• Information provided
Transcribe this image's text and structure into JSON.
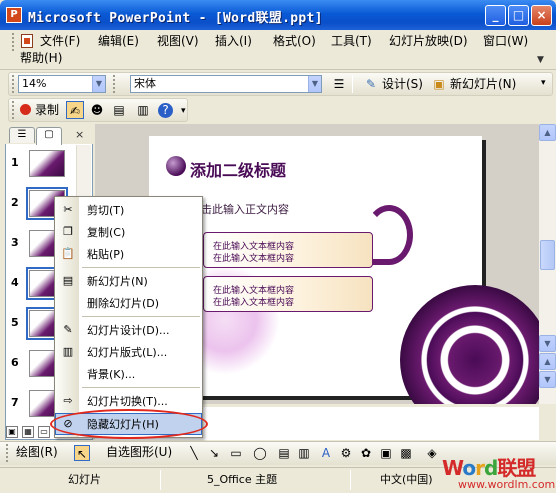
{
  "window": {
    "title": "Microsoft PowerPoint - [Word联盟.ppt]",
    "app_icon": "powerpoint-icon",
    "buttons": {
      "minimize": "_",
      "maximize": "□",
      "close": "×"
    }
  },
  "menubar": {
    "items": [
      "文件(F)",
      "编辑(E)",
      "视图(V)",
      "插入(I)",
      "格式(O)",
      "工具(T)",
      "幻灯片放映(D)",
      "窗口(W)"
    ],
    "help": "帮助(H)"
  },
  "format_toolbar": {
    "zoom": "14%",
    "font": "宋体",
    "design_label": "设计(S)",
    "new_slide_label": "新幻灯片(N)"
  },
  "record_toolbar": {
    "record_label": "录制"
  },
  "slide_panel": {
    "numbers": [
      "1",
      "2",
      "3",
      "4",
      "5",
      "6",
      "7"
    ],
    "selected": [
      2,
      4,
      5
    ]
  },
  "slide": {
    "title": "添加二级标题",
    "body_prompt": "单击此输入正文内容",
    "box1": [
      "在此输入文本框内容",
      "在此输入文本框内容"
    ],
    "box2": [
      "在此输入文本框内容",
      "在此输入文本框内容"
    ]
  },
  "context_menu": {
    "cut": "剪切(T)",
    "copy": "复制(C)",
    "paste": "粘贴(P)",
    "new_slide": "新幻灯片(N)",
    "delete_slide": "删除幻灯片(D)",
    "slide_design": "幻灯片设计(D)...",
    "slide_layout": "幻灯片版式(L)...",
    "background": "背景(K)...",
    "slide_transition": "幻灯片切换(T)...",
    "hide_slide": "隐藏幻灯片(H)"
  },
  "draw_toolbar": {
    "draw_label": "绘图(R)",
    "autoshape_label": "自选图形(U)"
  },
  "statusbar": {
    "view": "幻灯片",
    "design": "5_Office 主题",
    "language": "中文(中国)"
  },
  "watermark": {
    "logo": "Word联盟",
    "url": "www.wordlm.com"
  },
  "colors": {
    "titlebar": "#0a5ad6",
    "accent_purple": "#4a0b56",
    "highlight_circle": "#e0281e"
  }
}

• Aim
Return the listing above word for word, with the pictures removed.

• Response for this exercise
Transcribe this image's text and structure into JSON.
{
  "window": {
    "title": "Microsoft PowerPoint - [Word联盟.ppt]",
    "app_icon": "powerpoint-icon",
    "buttons": {
      "minimize": "_",
      "maximize": "□",
      "close": "×"
    }
  },
  "menubar": {
    "items": [
      "文件(F)",
      "编辑(E)",
      "视图(V)",
      "插入(I)",
      "格式(O)",
      "工具(T)",
      "幻灯片放映(D)",
      "窗口(W)"
    ],
    "help": "帮助(H)"
  },
  "format_toolbar": {
    "zoom": "14%",
    "font": "宋体",
    "design_label": "设计(S)",
    "new_slide_label": "新幻灯片(N)"
  },
  "record_toolbar": {
    "record_label": "录制"
  },
  "slide_panel": {
    "numbers": [
      "1",
      "2",
      "3",
      "4",
      "5",
      "6",
      "7"
    ],
    "selected": [
      2,
      4,
      5
    ]
  },
  "slide": {
    "title": "添加二级标题",
    "body_prompt": "单击此输入正文内容",
    "box1": [
      "在此输入文本框内容",
      "在此输入文本框内容"
    ],
    "box2": [
      "在此输入文本框内容",
      "在此输入文本框内容"
    ]
  },
  "context_menu": {
    "cut": "剪切(T)",
    "copy": "复制(C)",
    "paste": "粘贴(P)",
    "new_slide": "新幻灯片(N)",
    "delete_slide": "删除幻灯片(D)",
    "slide_design": "幻灯片设计(D)...",
    "slide_layout": "幻灯片版式(L)...",
    "background": "背景(K)...",
    "slide_transition": "幻灯片切换(T)...",
    "hide_slide": "隐藏幻灯片(H)"
  },
  "draw_toolbar": {
    "draw_label": "绘图(R)",
    "autoshape_label": "自选图形(U)"
  },
  "statusbar": {
    "view": "幻灯片",
    "design": "5_Office 主题",
    "language": "中文(中国)"
  },
  "watermark": {
    "logo": "Word联盟",
    "url": "www.wordlm.com"
  },
  "colors": {
    "titlebar": "#0a5ad6",
    "accent_purple": "#4a0b56",
    "highlight_circle": "#e0281e"
  }
}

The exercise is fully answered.